▼
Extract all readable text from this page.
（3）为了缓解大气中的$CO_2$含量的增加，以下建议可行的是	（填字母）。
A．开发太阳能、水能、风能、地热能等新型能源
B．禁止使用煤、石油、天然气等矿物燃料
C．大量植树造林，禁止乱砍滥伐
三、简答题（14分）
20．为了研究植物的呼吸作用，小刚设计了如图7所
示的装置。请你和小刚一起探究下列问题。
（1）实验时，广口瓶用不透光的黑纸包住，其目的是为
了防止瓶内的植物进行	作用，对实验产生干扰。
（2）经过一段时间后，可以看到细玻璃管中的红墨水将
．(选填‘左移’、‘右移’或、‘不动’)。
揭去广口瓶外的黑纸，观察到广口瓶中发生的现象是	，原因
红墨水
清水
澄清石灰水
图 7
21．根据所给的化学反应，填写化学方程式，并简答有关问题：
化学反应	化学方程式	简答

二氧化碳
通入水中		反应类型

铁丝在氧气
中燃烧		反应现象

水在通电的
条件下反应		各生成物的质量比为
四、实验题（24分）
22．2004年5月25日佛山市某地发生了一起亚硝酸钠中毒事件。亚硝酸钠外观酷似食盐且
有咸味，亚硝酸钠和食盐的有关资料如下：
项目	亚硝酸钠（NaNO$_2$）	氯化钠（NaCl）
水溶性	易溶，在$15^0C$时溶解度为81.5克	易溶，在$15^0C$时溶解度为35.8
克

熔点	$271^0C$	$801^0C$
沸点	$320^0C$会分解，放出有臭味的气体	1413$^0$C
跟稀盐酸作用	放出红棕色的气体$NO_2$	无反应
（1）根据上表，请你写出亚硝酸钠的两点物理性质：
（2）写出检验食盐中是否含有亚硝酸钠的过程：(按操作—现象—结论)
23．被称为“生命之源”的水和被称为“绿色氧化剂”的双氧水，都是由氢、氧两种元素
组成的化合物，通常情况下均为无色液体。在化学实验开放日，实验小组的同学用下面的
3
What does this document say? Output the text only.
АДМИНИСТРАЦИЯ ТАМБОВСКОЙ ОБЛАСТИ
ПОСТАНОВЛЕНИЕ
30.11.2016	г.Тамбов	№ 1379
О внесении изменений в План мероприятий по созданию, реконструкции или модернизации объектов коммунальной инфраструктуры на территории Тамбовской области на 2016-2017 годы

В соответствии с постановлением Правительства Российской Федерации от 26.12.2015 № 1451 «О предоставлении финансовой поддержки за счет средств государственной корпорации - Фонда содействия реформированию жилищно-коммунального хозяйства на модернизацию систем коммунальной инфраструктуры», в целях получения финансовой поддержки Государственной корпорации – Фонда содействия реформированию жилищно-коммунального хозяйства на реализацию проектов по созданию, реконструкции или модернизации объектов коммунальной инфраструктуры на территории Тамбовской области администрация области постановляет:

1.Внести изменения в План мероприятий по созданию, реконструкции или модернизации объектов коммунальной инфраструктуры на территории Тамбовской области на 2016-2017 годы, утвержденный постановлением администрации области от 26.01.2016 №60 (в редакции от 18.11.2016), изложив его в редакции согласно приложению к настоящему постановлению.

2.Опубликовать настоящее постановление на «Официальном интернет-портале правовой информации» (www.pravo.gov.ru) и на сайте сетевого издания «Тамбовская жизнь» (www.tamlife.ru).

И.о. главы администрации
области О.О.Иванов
▲
◆ Work to be completed
Where a line holds "this", copy it out.

◆ Written answer
Extract all readable text from this page.
What does this document say? Output the text only.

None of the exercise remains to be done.